-- START OF Provided data --
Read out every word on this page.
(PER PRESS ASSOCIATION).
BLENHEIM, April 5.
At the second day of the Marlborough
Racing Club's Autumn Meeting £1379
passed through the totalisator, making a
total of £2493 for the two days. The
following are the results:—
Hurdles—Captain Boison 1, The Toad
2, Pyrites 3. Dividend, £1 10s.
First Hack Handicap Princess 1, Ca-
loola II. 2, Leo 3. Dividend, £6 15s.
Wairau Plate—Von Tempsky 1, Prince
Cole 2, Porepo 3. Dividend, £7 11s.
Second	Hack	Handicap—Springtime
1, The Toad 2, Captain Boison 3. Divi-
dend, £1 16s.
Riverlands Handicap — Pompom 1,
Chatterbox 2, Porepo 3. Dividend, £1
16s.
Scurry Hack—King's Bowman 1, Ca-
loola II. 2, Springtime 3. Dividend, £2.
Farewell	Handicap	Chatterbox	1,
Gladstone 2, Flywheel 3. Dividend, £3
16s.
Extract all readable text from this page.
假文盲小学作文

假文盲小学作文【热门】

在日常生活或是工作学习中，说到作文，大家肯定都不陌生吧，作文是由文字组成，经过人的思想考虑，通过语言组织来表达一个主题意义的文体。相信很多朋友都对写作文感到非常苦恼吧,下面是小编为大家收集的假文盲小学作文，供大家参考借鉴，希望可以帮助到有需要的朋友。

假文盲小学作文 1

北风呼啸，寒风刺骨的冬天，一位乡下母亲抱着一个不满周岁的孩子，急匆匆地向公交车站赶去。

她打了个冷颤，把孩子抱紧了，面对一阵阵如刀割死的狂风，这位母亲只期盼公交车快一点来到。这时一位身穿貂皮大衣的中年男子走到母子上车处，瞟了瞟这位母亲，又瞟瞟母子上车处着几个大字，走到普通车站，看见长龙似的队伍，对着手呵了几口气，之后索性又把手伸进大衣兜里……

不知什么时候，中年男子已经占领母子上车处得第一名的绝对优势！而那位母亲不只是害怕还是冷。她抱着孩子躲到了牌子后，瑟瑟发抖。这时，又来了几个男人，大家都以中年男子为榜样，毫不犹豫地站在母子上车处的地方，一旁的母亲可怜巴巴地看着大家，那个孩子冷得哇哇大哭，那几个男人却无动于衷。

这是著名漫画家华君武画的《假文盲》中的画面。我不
-- END OF Provided data --
Nothing but the lines from the line with "Extract all readable text from this page." to the last line of the listing above should appear; please retype them exactly, both ends included.

Extract all readable text from this page.
假文盲小学作文

假文盲小学作文【热门】

在日常生活或是工作学习中，说到作文，大家肯定都不陌生吧，作文是由文字组成，经过人的思想考虑，通过语言组织来表达一个主题意义的文体。相信很多朋友都对写作文感到非常苦恼吧,下面是小编为大家收集的假文盲小学作文，供大家参考借鉴，希望可以帮助到有需要的朋友。

假文盲小学作文 1

北风呼啸，寒风刺骨的冬天，一位乡下母亲抱着一个不满周岁的孩子，急匆匆地向公交车站赶去。

她打了个冷颤，把孩子抱紧了，面对一阵阵如刀割死的狂风，这位母亲只期盼公交车快一点来到。这时一位身穿貂皮大衣的中年男子走到母子上车处，瞟了瞟这位母亲，又瞟瞟母子上车处着几个大字，走到普通车站，看见长龙似的队伍，对着手呵了几口气，之后索性又把手伸进大衣兜里……

不知什么时候，中年男子已经占领母子上车处得第一名的绝对优势！而那位母亲不只是害怕还是冷。她抱着孩子躲到了牌子后，瑟瑟发抖。这时，又来了几个男人，大家都以中年男子为榜样，毫不犹豫地站在母子上车处的地方，一旁的母亲可怜巴巴地看着大家，那个孩子冷得哇哇大哭，那几个男人却无动于衷。

这是著名漫画家华君武画的《假文盲》中的画面。我不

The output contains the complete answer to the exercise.